-- Start Dataset extract --
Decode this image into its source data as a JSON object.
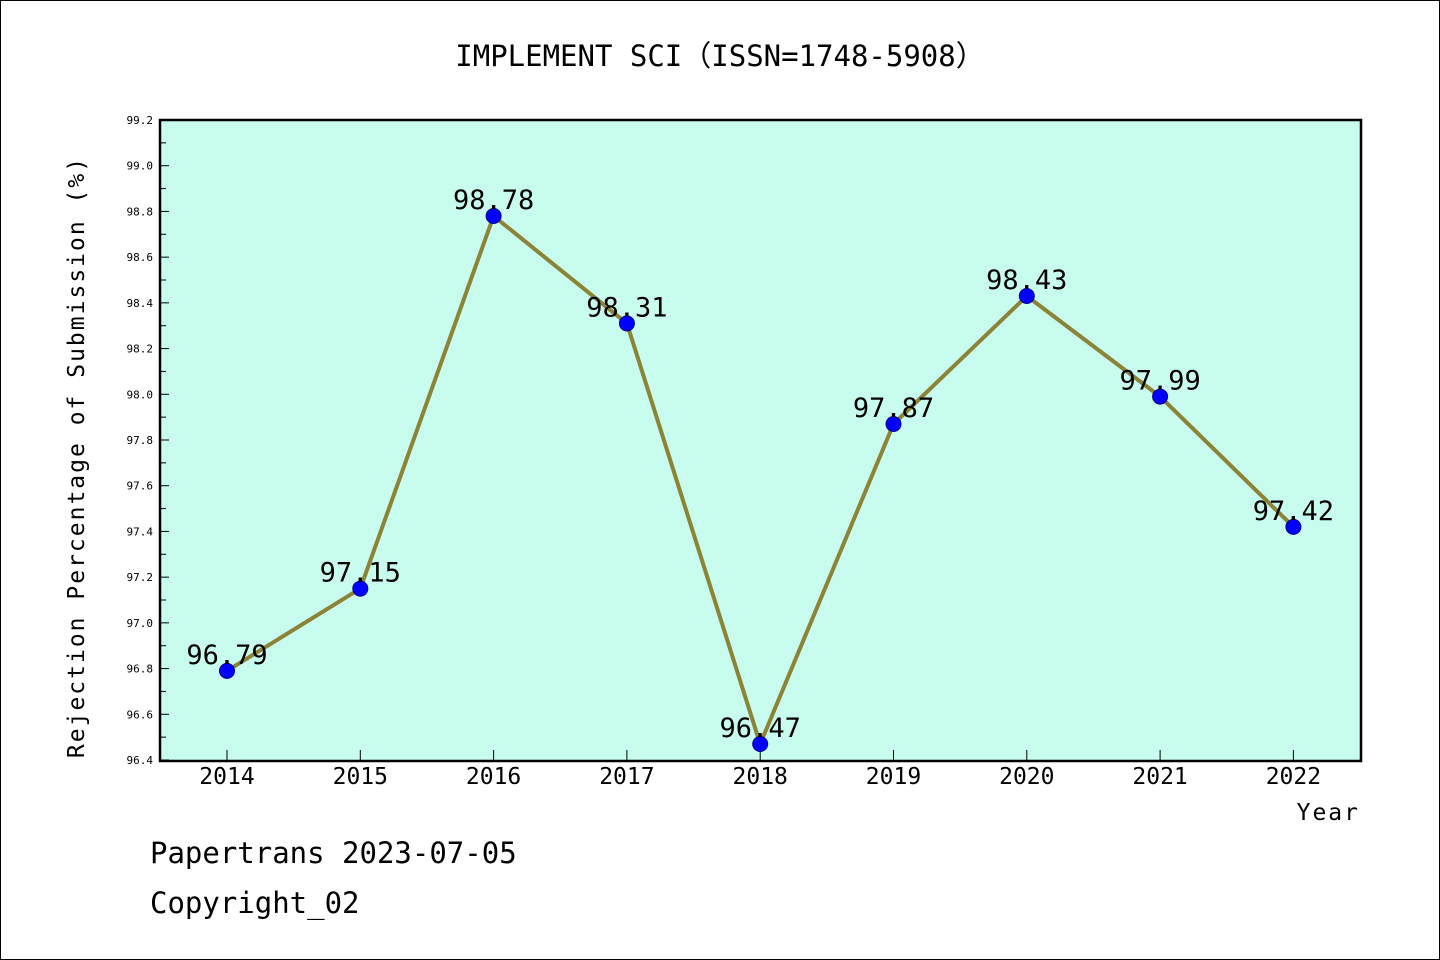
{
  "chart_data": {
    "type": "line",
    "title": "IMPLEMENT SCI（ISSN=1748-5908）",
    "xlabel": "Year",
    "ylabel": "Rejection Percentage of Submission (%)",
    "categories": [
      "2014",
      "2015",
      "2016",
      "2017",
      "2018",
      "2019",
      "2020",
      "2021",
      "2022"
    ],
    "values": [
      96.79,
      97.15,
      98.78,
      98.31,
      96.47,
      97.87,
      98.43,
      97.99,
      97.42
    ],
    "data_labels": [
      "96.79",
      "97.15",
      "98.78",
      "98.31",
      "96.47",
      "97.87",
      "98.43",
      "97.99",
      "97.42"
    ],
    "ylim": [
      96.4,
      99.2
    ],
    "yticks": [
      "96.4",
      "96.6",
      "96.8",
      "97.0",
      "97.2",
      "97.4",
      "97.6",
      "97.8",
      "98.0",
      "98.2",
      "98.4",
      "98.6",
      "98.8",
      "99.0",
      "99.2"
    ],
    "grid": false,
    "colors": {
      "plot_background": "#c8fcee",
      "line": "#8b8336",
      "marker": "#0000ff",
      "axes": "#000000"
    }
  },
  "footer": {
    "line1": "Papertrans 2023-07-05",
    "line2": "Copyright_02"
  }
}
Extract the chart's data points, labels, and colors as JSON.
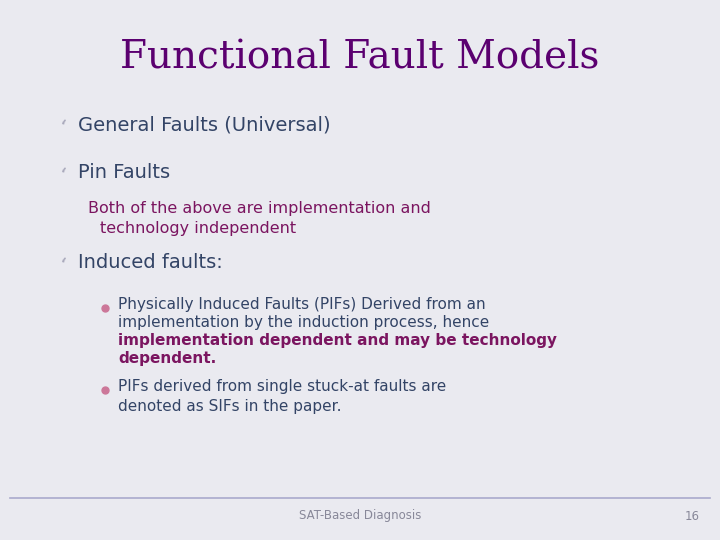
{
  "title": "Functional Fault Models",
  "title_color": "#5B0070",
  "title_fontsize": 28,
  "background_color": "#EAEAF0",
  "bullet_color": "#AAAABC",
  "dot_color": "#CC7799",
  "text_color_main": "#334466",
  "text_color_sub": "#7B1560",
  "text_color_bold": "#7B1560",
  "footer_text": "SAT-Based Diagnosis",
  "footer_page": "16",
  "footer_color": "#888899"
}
-- End Dataset extract --
_Directions_. Leaving the pictures aside, transcribe the entire listing exactly.

_Solution to the exercise_.
Decode this image into its source data as a JSON object.
{
  "chart_data": {
    "type": "line",
    "title": "IMPLEMENT SCI（ISSN=1748-5908）",
    "xlabel": "Year",
    "ylabel": "Rejection Percentage of Submission (%)",
    "categories": [
      "2014",
      "2015",
      "2016",
      "2017",
      "2018",
      "2019",
      "2020",
      "2021",
      "2022"
    ],
    "values": [
      96.79,
      97.15,
      98.78,
      98.31,
      96.47,
      97.87,
      98.43,
      97.99,
      97.42
    ],
    "data_labels": [
      "96.79",
      "97.15",
      "98.78",
      "98.31",
      "96.47",
      "97.87",
      "98.43",
      "97.99",
      "97.42"
    ],
    "ylim": [
      96.4,
      99.2
    ],
    "yticks": [
      "96.4",
      "96.6",
      "96.8",
      "97.0",
      "97.2",
      "97.4",
      "97.6",
      "97.8",
      "98.0",
      "98.2",
      "98.4",
      "98.6",
      "98.8",
      "99.0",
      "99.2"
    ],
    "grid": false,
    "colors": {
      "plot_background": "#c8fcee",
      "line": "#8b8336",
      "marker": "#0000ff",
      "axes": "#000000"
    }
  },
  "footer": {
    "line1": "Papertrans 2023-07-05",
    "line2": "Copyright_02"
  }
}
Extract the chart's data points, labels, and colors as JSON.
{
  "title": "Functional Fault Models",
  "title_color": "#5B0070",
  "title_fontsize": 28,
  "background_color": "#EAEAF0",
  "bullet_color": "#AAAABC",
  "dot_color": "#CC7799",
  "text_color_main": "#334466",
  "text_color_sub": "#7B1560",
  "text_color_bold": "#7B1560",
  "footer_text": "SAT-Based Diagnosis",
  "footer_page": "16",
  "footer_color": "#888899"
}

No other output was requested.